# Start of Data for processing
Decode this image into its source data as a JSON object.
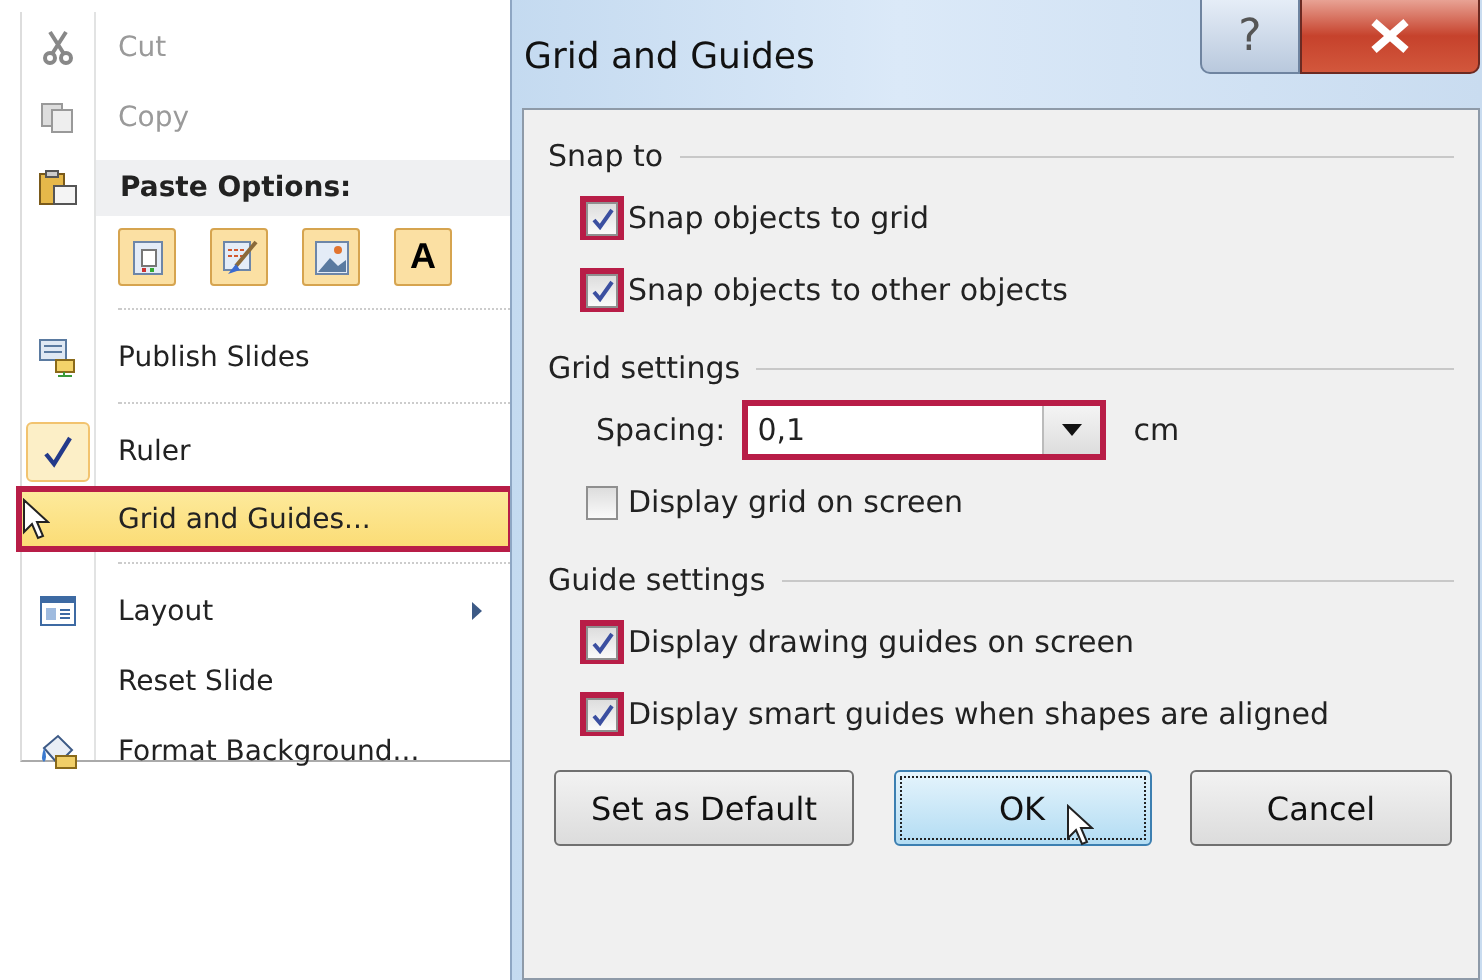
{
  "context_menu": {
    "items": [
      {
        "kind": "item",
        "label": "Cut",
        "disabled": true,
        "checked": false,
        "highlighted": false,
        "submenu": false
      },
      {
        "kind": "item",
        "label": "Copy",
        "disabled": true,
        "checked": false,
        "highlighted": false,
        "submenu": false
      },
      {
        "kind": "header",
        "label": "Paste Options:"
      },
      {
        "kind": "paste_options",
        "options": [
          {
            "kind": "keep"
          },
          {
            "kind": "brush"
          },
          {
            "kind": "picture"
          },
          {
            "kind": "text",
            "label": "A"
          }
        ]
      },
      {
        "kind": "separator"
      },
      {
        "kind": "item",
        "label": "Publish Slides",
        "disabled": false,
        "checked": false,
        "highlighted": false,
        "submenu": false
      },
      {
        "kind": "separator"
      },
      {
        "kind": "item",
        "label": "Ruler",
        "disabled": false,
        "checked": true,
        "highlighted": false,
        "submenu": false
      },
      {
        "kind": "item",
        "label": "Grid and Guides...",
        "disabled": false,
        "checked": false,
        "highlighted": true,
        "submenu": false
      },
      {
        "kind": "separator"
      },
      {
        "kind": "item",
        "label": "Layout",
        "disabled": false,
        "checked": false,
        "highlighted": false,
        "submenu": true
      },
      {
        "kind": "item",
        "label": "Reset Slide",
        "disabled": false,
        "checked": false,
        "highlighted": false,
        "submenu": false
      },
      {
        "kind": "item",
        "label": "Format Background...",
        "disabled": false,
        "checked": false,
        "highlighted": false,
        "submenu": false
      }
    ]
  },
  "dialog": {
    "title": "Grid and Guides",
    "help_glyph": "?",
    "sections": [
      {
        "heading": "Snap to",
        "rows": [
          {
            "kind": "checkbox",
            "label": "Snap objects to grid",
            "checked": true,
            "highlighted": true
          },
          {
            "kind": "checkbox",
            "label": "Snap objects to other objects",
            "checked": true,
            "highlighted": true
          }
        ]
      },
      {
        "heading": "Grid settings",
        "rows": [
          {
            "kind": "combo",
            "label": "Spacing:",
            "value": "0,1",
            "unit": "cm",
            "highlighted": true
          },
          {
            "kind": "checkbox",
            "label": "Display grid on screen",
            "checked": false,
            "highlighted": false
          }
        ]
      },
      {
        "heading": "Guide settings",
        "rows": [
          {
            "kind": "checkbox",
            "label": "Display drawing guides on screen",
            "checked": true,
            "highlighted": true
          },
          {
            "kind": "checkbox",
            "label": "Display smart guides when shapes are aligned",
            "checked": true,
            "highlighted": true
          }
        ]
      }
    ],
    "buttons": [
      {
        "label": "Set as Default",
        "selected": false
      },
      {
        "label": "OK",
        "selected": true
      },
      {
        "label": "Cancel",
        "selected": false
      }
    ]
  }
}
# End of Data for processing
**Exercise brief:**
All the material shown above is to be copied exactly, with no pictures carried over.

**Final result:**
Decode this image into its source data as a JSON object.
{
  "context_menu": {
    "items": [
      {
        "kind": "item",
        "label": "Cut",
        "disabled": true,
        "checked": false,
        "highlighted": false,
        "submenu": false
      },
      {
        "kind": "item",
        "label": "Copy",
        "disabled": true,
        "checked": false,
        "highlighted": false,
        "submenu": false
      },
      {
        "kind": "header",
        "label": "Paste Options:"
      },
      {
        "kind": "paste_options",
        "options": [
          {
            "kind": "keep"
          },
          {
            "kind": "brush"
          },
          {
            "kind": "picture"
          },
          {
            "kind": "text",
            "label": "A"
          }
        ]
      },
      {
        "kind": "separator"
      },
      {
        "kind": "item",
        "label": "Publish Slides",
        "disabled": false,
        "checked": false,
        "highlighted": false,
        "submenu": false
      },
      {
        "kind": "separator"
      },
      {
        "kind": "item",
        "label": "Ruler",
        "disabled": false,
        "checked": true,
        "highlighted": false,
        "submenu": false
      },
      {
        "kind": "item",
        "label": "Grid and Guides...",
        "disabled": false,
        "checked": false,
        "highlighted": true,
        "submenu": false
      },
      {
        "kind": "separator"
      },
      {
        "kind": "item",
        "label": "Layout",
        "disabled": false,
        "checked": false,
        "highlighted": false,
        "submenu": true
      },
      {
        "kind": "item",
        "label": "Reset Slide",
        "disabled": false,
        "checked": false,
        "highlighted": false,
        "submenu": false
      },
      {
        "kind": "item",
        "label": "Format Background...",
        "disabled": false,
        "checked": false,
        "highlighted": false,
        "submenu": false
      }
    ]
  },
  "dialog": {
    "title": "Grid and Guides",
    "help_glyph": "?",
    "sections": [
      {
        "heading": "Snap to",
        "rows": [
          {
            "kind": "checkbox",
            "label": "Snap objects to grid",
            "checked": true,
            "highlighted": true
          },
          {
            "kind": "checkbox",
            "label": "Snap objects to other objects",
            "checked": true,
            "highlighted": true
          }
        ]
      },
      {
        "heading": "Grid settings",
        "rows": [
          {
            "kind": "combo",
            "label": "Spacing:",
            "value": "0,1",
            "unit": "cm",
            "highlighted": true
          },
          {
            "kind": "checkbox",
            "label": "Display grid on screen",
            "checked": false,
            "highlighted": false
          }
        ]
      },
      {
        "heading": "Guide settings",
        "rows": [
          {
            "kind": "checkbox",
            "label": "Display drawing guides on screen",
            "checked": true,
            "highlighted": true
          },
          {
            "kind": "checkbox",
            "label": "Display smart guides when shapes are aligned",
            "checked": true,
            "highlighted": true
          }
        ]
      }
    ],
    "buttons": [
      {
        "label": "Set as Default",
        "selected": false
      },
      {
        "label": "OK",
        "selected": true
      },
      {
        "label": "Cancel",
        "selected": false
      }
    ]
  }
}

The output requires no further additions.